**EXERCISE AIM:**
Reproduce the records verbatim, starting at the line that contains "25, 1087, 37]" and ending at the final line of the records, with both of those lines included.
——————
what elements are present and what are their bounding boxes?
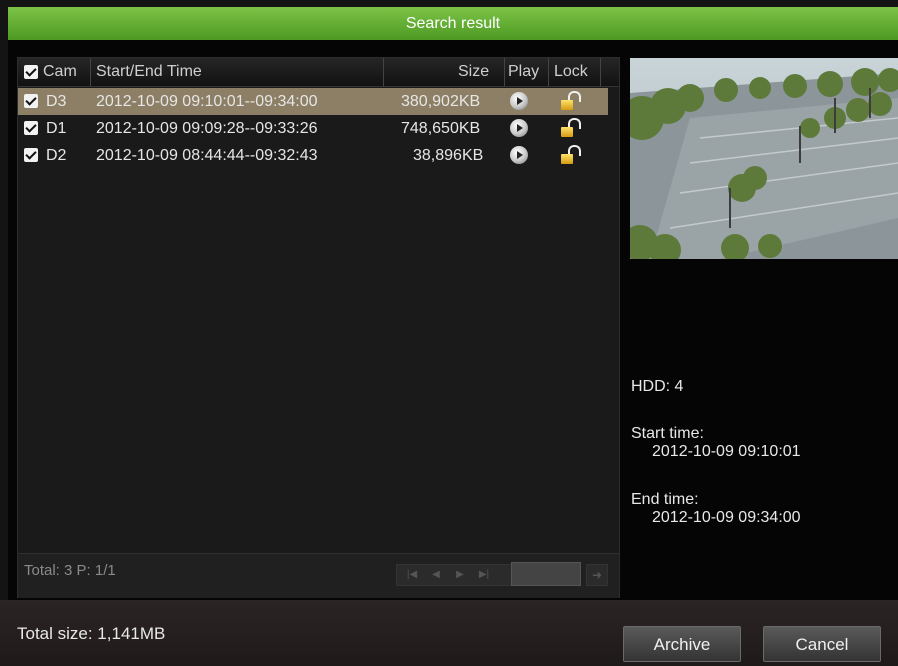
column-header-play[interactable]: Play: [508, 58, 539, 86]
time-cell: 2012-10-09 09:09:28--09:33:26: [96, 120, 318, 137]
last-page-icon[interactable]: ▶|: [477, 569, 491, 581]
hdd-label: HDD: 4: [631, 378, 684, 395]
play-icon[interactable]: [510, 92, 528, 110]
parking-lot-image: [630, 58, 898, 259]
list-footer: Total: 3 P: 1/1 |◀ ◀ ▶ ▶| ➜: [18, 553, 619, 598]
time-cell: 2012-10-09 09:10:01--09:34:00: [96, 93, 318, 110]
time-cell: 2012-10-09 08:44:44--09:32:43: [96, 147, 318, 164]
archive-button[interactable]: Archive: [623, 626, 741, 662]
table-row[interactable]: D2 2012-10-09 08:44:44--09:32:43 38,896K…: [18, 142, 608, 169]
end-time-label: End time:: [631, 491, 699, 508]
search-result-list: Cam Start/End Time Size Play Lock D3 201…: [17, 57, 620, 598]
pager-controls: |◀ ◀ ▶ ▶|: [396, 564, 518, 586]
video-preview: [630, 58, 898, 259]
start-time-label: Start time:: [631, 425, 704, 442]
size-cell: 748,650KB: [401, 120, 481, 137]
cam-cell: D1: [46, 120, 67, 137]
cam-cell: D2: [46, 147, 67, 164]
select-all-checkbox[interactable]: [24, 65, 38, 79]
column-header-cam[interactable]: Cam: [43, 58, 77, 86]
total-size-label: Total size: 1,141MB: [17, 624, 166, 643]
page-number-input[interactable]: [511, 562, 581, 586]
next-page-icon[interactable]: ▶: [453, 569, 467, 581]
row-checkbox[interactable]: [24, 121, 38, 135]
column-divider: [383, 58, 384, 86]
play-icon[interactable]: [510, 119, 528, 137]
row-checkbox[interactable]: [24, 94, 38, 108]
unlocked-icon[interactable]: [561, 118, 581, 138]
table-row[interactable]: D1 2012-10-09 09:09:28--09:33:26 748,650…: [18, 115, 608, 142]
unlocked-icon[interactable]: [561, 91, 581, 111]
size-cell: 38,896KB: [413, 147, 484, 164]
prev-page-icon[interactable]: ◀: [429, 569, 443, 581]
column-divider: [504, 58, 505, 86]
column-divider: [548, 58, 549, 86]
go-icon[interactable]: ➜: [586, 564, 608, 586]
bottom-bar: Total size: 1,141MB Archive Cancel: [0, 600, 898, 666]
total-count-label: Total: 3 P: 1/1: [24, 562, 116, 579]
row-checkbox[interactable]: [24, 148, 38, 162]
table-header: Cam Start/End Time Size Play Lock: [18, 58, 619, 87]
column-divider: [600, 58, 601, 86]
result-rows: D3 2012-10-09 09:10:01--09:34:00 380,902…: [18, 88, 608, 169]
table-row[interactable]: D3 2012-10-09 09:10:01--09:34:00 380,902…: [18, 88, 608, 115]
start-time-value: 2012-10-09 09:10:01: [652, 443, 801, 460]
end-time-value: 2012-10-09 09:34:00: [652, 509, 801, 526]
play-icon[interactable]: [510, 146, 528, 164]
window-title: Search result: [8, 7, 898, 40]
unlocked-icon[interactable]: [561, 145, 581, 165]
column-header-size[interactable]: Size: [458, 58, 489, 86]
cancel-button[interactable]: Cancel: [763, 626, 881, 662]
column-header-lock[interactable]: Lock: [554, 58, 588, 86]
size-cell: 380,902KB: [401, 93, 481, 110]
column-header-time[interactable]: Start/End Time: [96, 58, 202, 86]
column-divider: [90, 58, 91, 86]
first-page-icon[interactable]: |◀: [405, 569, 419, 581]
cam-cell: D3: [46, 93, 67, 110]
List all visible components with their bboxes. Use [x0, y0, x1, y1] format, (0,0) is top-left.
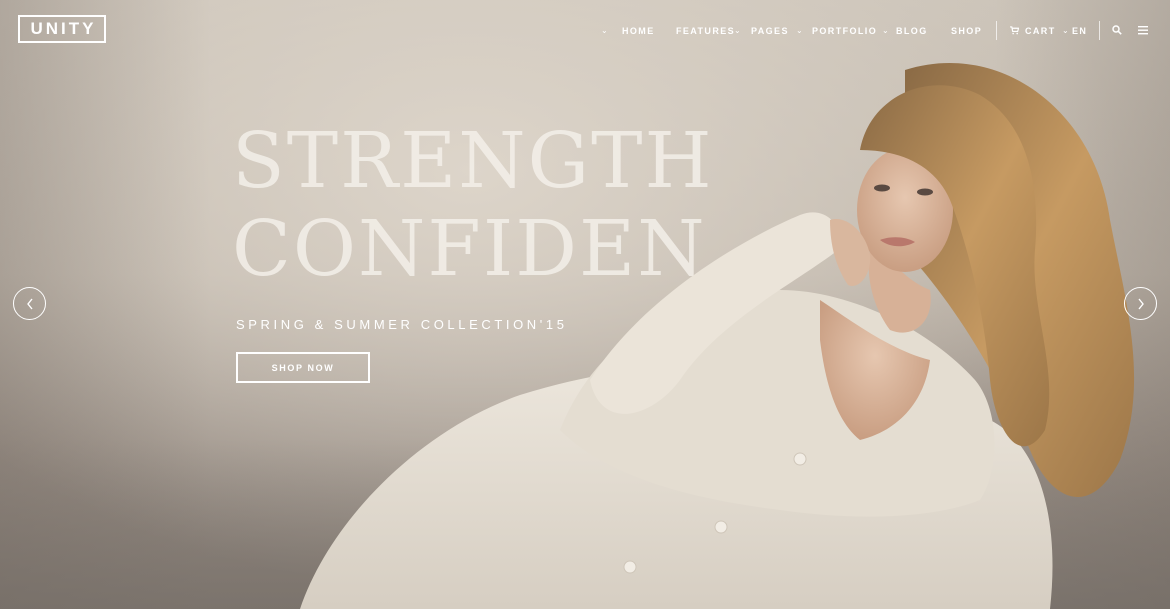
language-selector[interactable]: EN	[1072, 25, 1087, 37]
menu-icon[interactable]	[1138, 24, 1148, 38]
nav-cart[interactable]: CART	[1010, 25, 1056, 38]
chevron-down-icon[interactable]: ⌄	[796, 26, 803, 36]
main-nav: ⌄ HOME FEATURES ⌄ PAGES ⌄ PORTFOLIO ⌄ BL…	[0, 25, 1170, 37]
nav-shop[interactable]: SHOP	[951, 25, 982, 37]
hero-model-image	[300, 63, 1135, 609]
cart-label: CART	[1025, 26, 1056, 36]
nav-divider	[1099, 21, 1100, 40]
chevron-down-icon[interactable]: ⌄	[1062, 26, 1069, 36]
——————
**SOLUTION TO THIS PROBLEM:**
language-selector[interactable]: EN	[1072, 25, 1087, 37]
menu-icon[interactable]	[1138, 24, 1148, 38]
nav-cart[interactable]: CART	[1010, 25, 1056, 38]
chevron-down-icon[interactable]: ⌄	[796, 26, 803, 36]
main-nav: ⌄ HOME FEATURES ⌄ PAGES ⌄ PORTFOLIO ⌄ BL…	[0, 25, 1170, 37]
nav-shop[interactable]: SHOP	[951, 25, 982, 37]
hero-model-image	[300, 63, 1135, 609]
cart-label: CART	[1025, 26, 1056, 36]
nav-divider	[1099, 21, 1100, 40]
chevron-down-icon[interactable]: ⌄	[1062, 26, 1069, 36]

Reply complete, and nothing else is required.